--- Rows ---
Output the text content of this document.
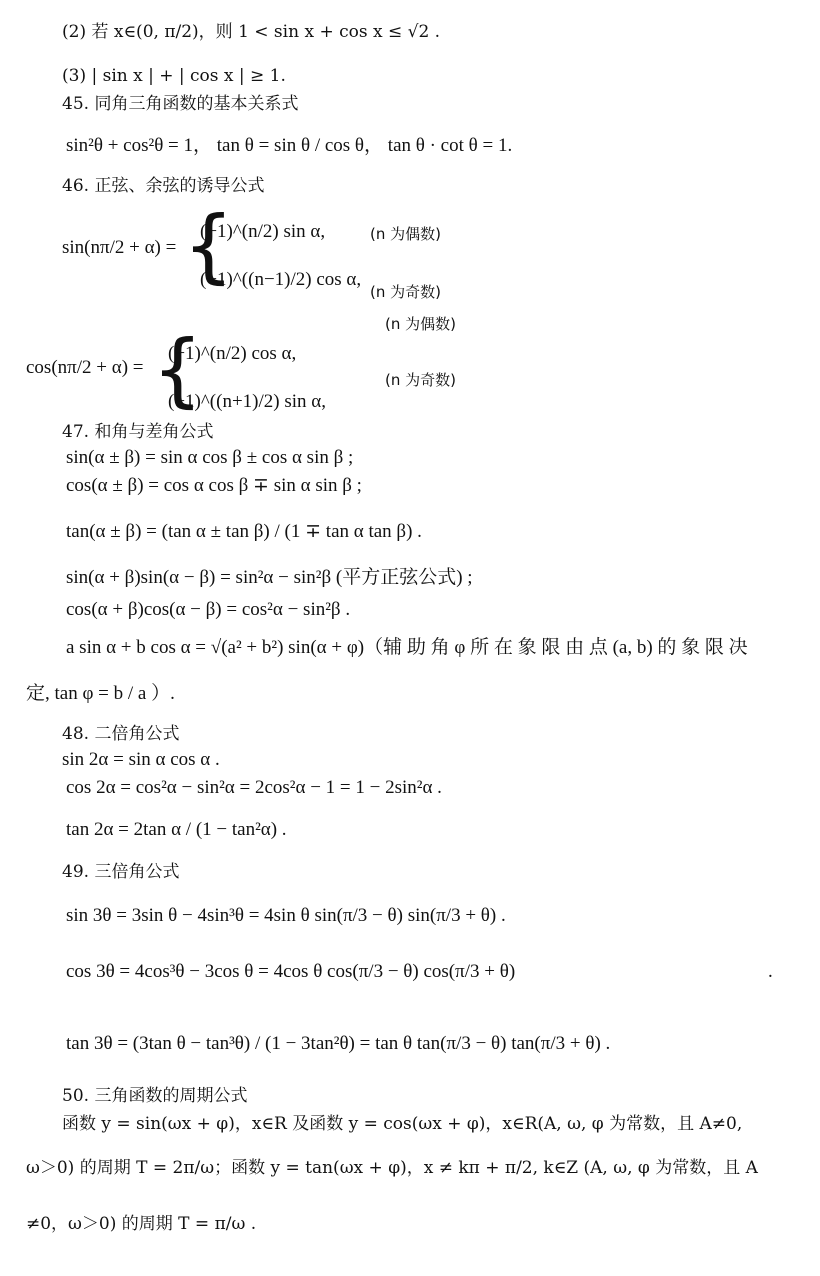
(2) 若 x∈(0, π/2)，则 1 < sin x + cos x ≤ √2 .
(3) | sin x | + | cos x | ≥ 1.
45. 同角三角函数的基本关系式
sin²θ + cos²θ = 1， tan θ = sin θ / cos θ， tan θ · cot θ = 1.
46. 正弦、余弦的诱导公式
sin(nπ/2 + α) = {
(−1)^(n/2) sin α,
(−1)^((n−1)/2) cos α,
(n 为偶数)
(n 为奇数)
(n 为偶数)
cos(nπ/2 + α) = {
(−1)^(n/2) cos α,
(−1)^((n+1)/2) sin α,
(n 为奇数)
47. 和角与差角公式
sin(α ± β) = sin α cos β ± cos α sin β ;
cos(α ± β) = cos α cos β ∓ sin α sin β ;
tan(α ± β) = (tan α ± tan β) / (1 ∓ tan α tan β) .
sin(α + β)sin(α − β) = sin²α − sin²β (平方正弦公式) ;
cos(α + β)cos(α − β) = cos²α − sin²β .
a sin α + b cos α = √(a² + b²) sin(α + φ)（辅 助 角 φ 所 在 象 限 由 点 (a, b) 的 象 限 决
定, tan φ = b / a ）.
48. 二倍角公式
sin 2α = sin α cos α .
cos 2α = cos²α − sin²α = 2cos²α − 1 = 1 − 2sin²α .
tan 2α = 2tan α / (1 − tan²α) .
49. 三倍角公式
sin 3θ = 3sin θ − 4sin³θ = 4sin θ sin(π/3 − θ) sin(π/3 + θ) .
cos 3θ = 4cos³θ − 3cos θ = 4cos θ cos(π/3 − θ) cos(π/3 + θ)	.
tan 3θ = (3tan θ − tan³θ) / (1 − 3tan²θ) = tan θ tan(π/3 − θ) tan(π/3 + θ) .
50. 三角函数的周期公式
函数 y = sin(ωx + φ)，x∈R 及函数 y = cos(ωx + φ)，x∈R(A, ω, φ 为常数，且 A≠0,
ω＞0) 的周期 T = 2π/ω；函数 y = tan(ωx + φ)，x ≠ kπ + π/2, k∈Z (A, ω, φ 为常数，且 A
≠0，ω＞0) 的周期 T = π/ω .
---
→ **Exercise objective**
Find how many lines hold the string "sin²α", and state that number alone.

→ **Exercise result**
2